(Data items)
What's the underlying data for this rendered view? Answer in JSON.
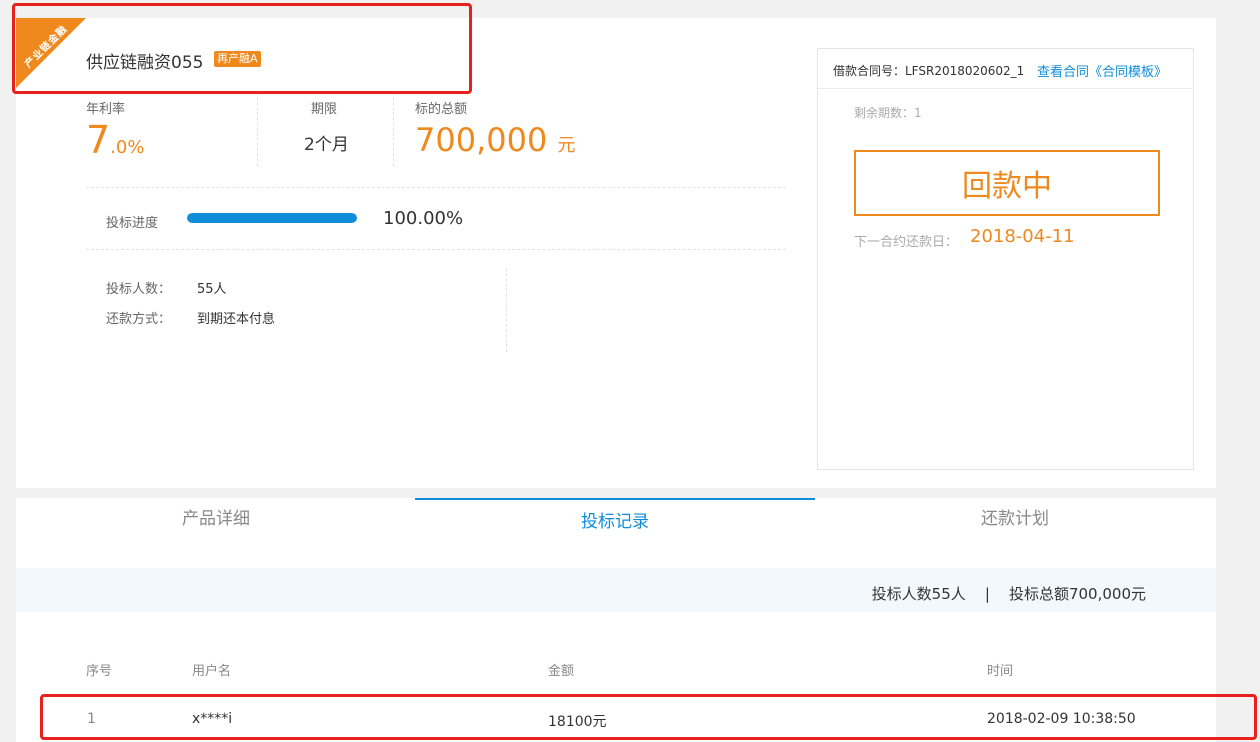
{
  "product": {
    "ribbon": "产业链金融",
    "title": "供应链融资055",
    "tag": "再产融A"
  },
  "stats": {
    "rate_label": "年利率",
    "rate_int": "7",
    "rate_dec": ".0%",
    "term_label": "期限",
    "term_value": "2个月",
    "total_label": "标的总额",
    "total_value": "700,000",
    "total_unit": "元"
  },
  "progress": {
    "label": "投标进度",
    "percent_text": "100.00%",
    "fraction": 1.0
  },
  "info": {
    "investors_label": "投标人数：",
    "investors_value": "55人",
    "repay_label": "还款方式：",
    "repay_value": "到期还本付息"
  },
  "card": {
    "contract_label": "借款合同号：LFSR2018020602_1",
    "view_link": "查看合同《合同模板》",
    "remaining": "剩余期数：1",
    "status": "回款中",
    "next_label": "下一合约还款日：",
    "next_date": "2018-04-11"
  },
  "tabs": [
    {
      "label": "产品详细",
      "active": false
    },
    {
      "label": "投标记录",
      "active": true
    },
    {
      "label": "还款计划",
      "active": false
    }
  ],
  "summary": "投标人数55人    |    投标总额700,000元",
  "table": {
    "headers": [
      "序号",
      "用户名",
      "金额",
      "时间"
    ],
    "rows": [
      [
        "1",
        "x****i",
        "18100元",
        "2018-02-09 10:38:50"
      ]
    ]
  },
  "colors": {
    "accent": "#f0891d",
    "link": "#0f8ddb",
    "annotation": "#e8211d"
  }
}
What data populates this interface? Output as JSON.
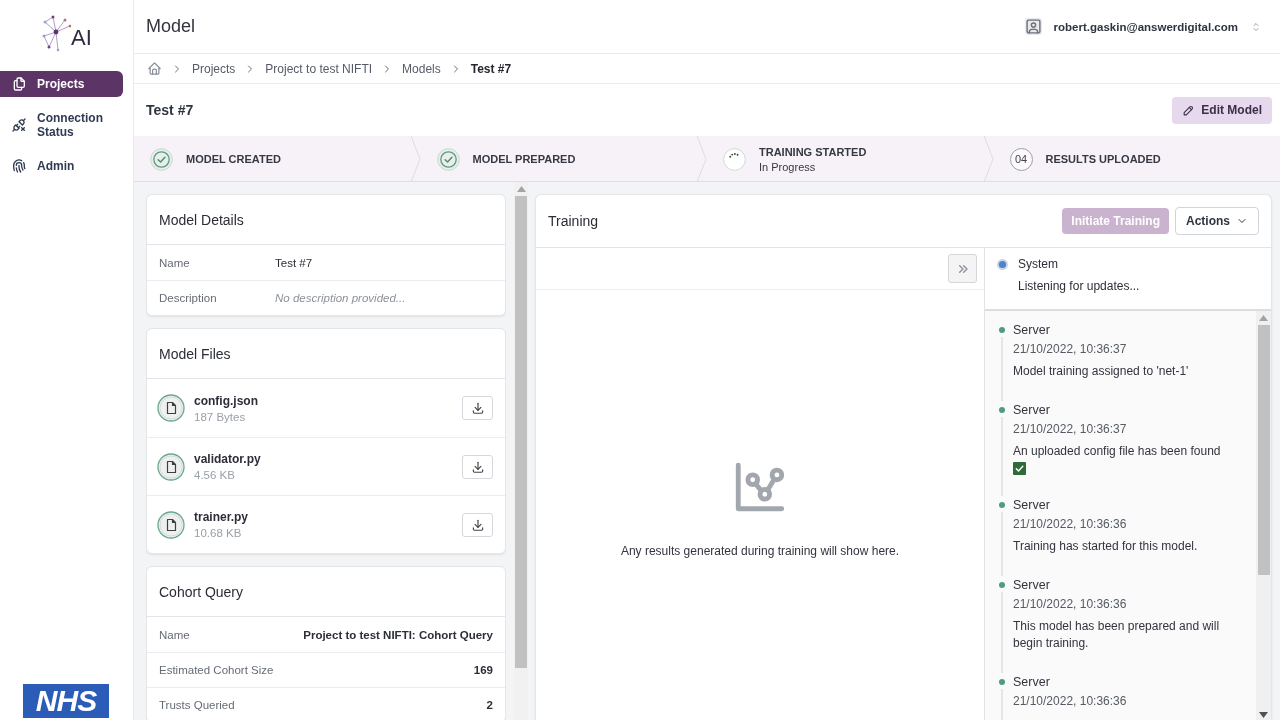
{
  "sidebar": {
    "logo_text": "AI",
    "items": [
      {
        "label": "Projects",
        "selected": true
      },
      {
        "label": "Connection Status",
        "selected": false
      },
      {
        "label": "Admin",
        "selected": false
      }
    ],
    "footer_logo_text": "NHS"
  },
  "header": {
    "title": "Model",
    "user_email": "robert.gaskin@answerdigital.com"
  },
  "breadcrumb": [
    {
      "label": "Projects",
      "current": false
    },
    {
      "label": "Project to test NIFTI",
      "current": false
    },
    {
      "label": "Models",
      "current": false
    },
    {
      "label": "Test #7",
      "current": true
    }
  ],
  "page": {
    "title": "Test #7",
    "edit_button": "Edit Model"
  },
  "steps": [
    {
      "label": "MODEL CREATED",
      "kind": "done"
    },
    {
      "label": "MODEL PREPARED",
      "kind": "done"
    },
    {
      "label": "TRAINING STARTED",
      "sublabel": "In Progress",
      "kind": "in_progress"
    },
    {
      "label": "RESULTS UPLOADED",
      "kind": "pending",
      "number": "04"
    }
  ],
  "model_details": {
    "title": "Model Details",
    "rows": [
      {
        "label": "Name",
        "value": "Test #7",
        "kind": "value"
      },
      {
        "label": "Description",
        "value": "No description provided...",
        "kind": "empty"
      }
    ]
  },
  "model_files": {
    "title": "Model Files",
    "files": [
      {
        "name": "config.json",
        "size": "187 Bytes"
      },
      {
        "name": "validator.py",
        "size": "4.56 KB"
      },
      {
        "name": "trainer.py",
        "size": "10.68 KB"
      }
    ]
  },
  "cohort_query": {
    "title": "Cohort Query",
    "rows": [
      {
        "label": "Name",
        "value": "Project to test NIFTI: Cohort Query"
      },
      {
        "label": "Estimated Cohort Size",
        "value": "169"
      },
      {
        "label": "Trusts Queried",
        "value": "2"
      }
    ]
  },
  "training": {
    "title": "Training",
    "initiate_button": {
      "label": "Initiate Training",
      "disabled": true
    },
    "actions_button": "Actions",
    "empty_message": "Any results generated during training will show here.",
    "system": {
      "source": "System",
      "message": "Listening for updates..."
    },
    "log": [
      {
        "source": "Server",
        "time": "21/10/2022, 10:36:37",
        "message": "Model training assigned to 'net-1'",
        "tick": false
      },
      {
        "source": "Server",
        "time": "21/10/2022, 10:36:37",
        "message": "An uploaded config file has been found",
        "tick": true
      },
      {
        "source": "Server",
        "time": "21/10/2022, 10:36:36",
        "message": "Training has started for this model.",
        "tick": false
      },
      {
        "source": "Server",
        "time": "21/10/2022, 10:36:36",
        "message": "This model has been prepared and will begin training.",
        "tick": false
      },
      {
        "source": "Server",
        "time": "21/10/2022, 10:36:36",
        "tick": false
      }
    ]
  }
}
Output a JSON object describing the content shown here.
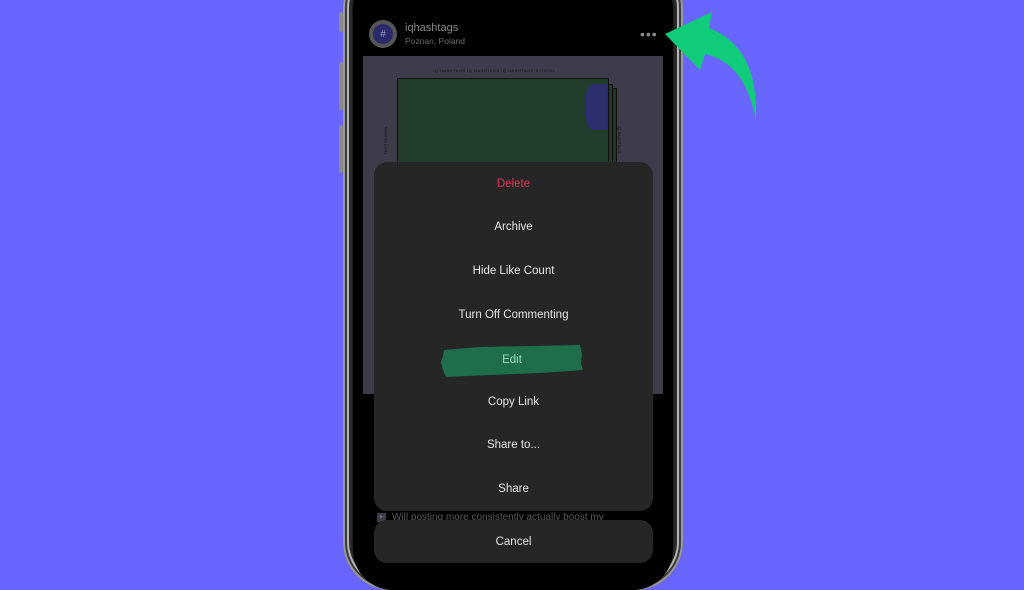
{
  "post": {
    "username": "iqhashtags",
    "location": "Poznan, Poland",
    "avatar_glyph": "#",
    "more_icon": "more-horizontal-icon",
    "image_caption_top": "IQ HASHTAGS IQ HASHTAGS IQ HASHTAGS SCHOOL",
    "image_side_left": "TAGS SCHOOL",
    "image_side_right": "IQ HASHTAGS",
    "caption_text": "Will posting more consistently actually boost my"
  },
  "action_sheet": {
    "items": [
      {
        "label": "Delete",
        "style": "destructive"
      },
      {
        "label": "Archive",
        "style": "default"
      },
      {
        "label": "Hide Like Count",
        "style": "default"
      },
      {
        "label": "Turn Off Commenting",
        "style": "default"
      },
      {
        "label": "Edit",
        "style": "highlighted"
      },
      {
        "label": "Copy Link",
        "style": "default"
      },
      {
        "label": "Share to...",
        "style": "default"
      },
      {
        "label": "Share",
        "style": "default"
      }
    ],
    "cancel_label": "Cancel"
  },
  "colors": {
    "background": "#6966ff",
    "destructive": "#e0364f",
    "highlight": "#1e6e4c",
    "arrow": "#10cc7a"
  }
}
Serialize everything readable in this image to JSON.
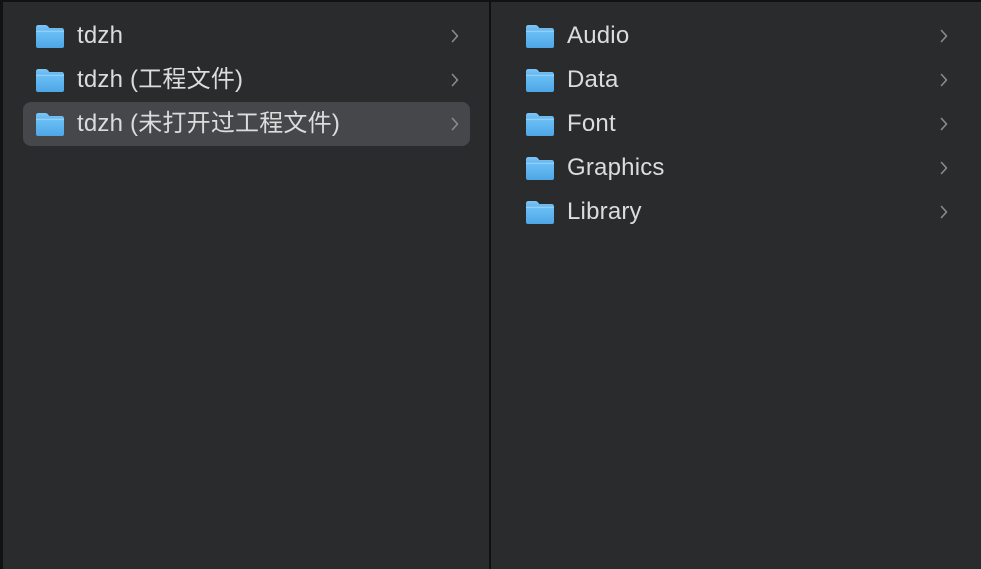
{
  "left_column": {
    "items": [
      {
        "label": "tdzh",
        "icon": "folder-icon",
        "selected": false
      },
      {
        "label": "tdzh (工程文件)",
        "icon": "folder-icon",
        "selected": false
      },
      {
        "label": "tdzh (未打开过工程文件)",
        "icon": "folder-icon",
        "selected": true
      }
    ]
  },
  "right_column": {
    "items": [
      {
        "label": "Audio",
        "icon": "folder-icon"
      },
      {
        "label": "Data",
        "icon": "folder-icon"
      },
      {
        "label": "Font",
        "icon": "folder-icon"
      },
      {
        "label": "Graphics",
        "icon": "folder-icon"
      },
      {
        "label": "Library",
        "icon": "folder-icon"
      }
    ]
  },
  "colors": {
    "background": "#2a2b2d",
    "selection": "#46474a",
    "text": "#dcdcdc",
    "folder_blue": "#5cb3f0"
  }
}
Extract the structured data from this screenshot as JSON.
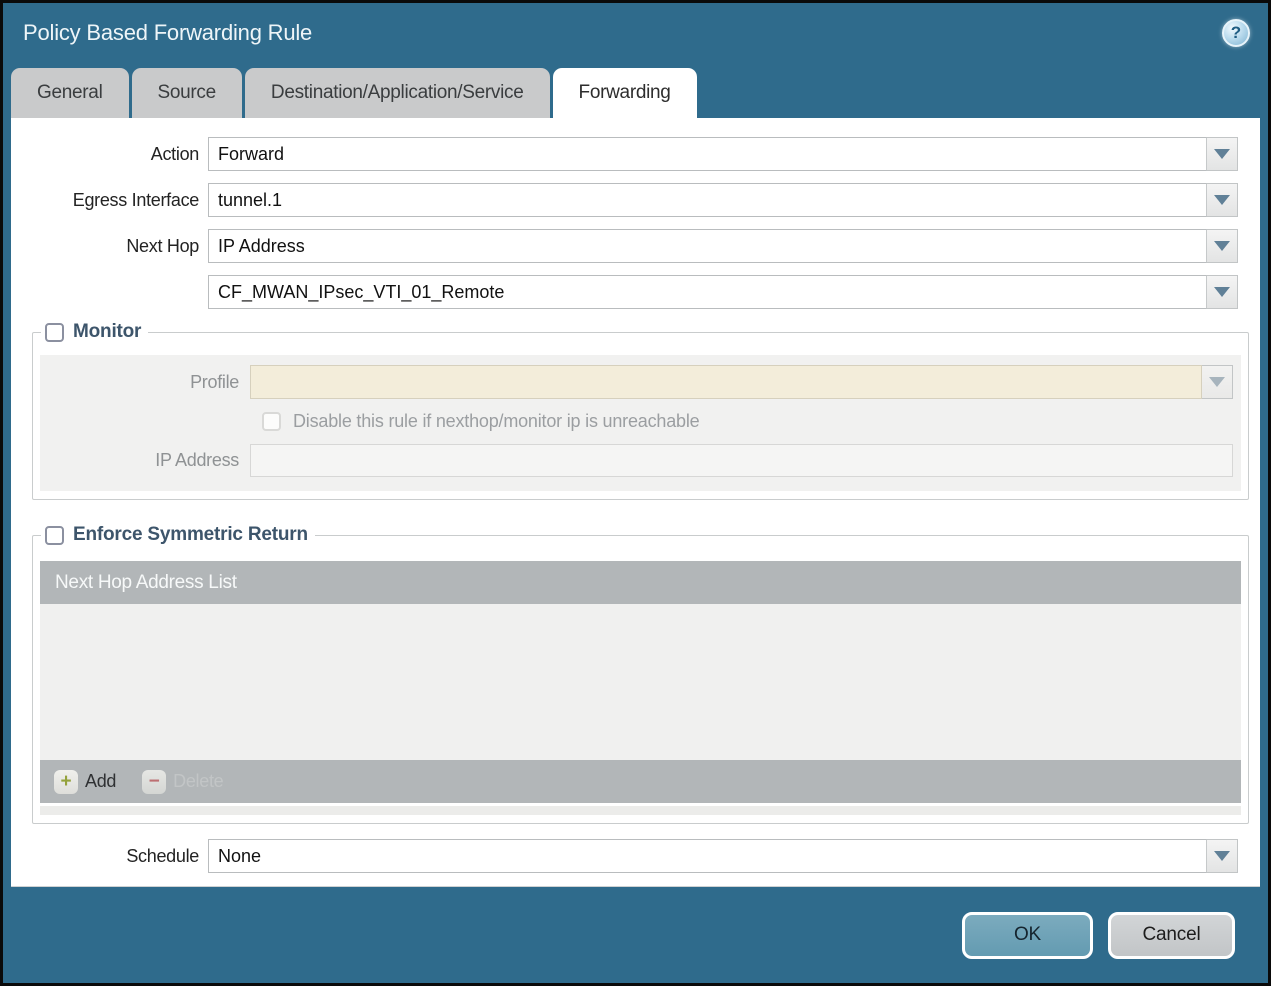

**PROBLEM REQUIREMENTS**
Tell how many lines hold the string "Output", giving the number and nothing else.

**SOLUTION TO THIS PROBLEM**
2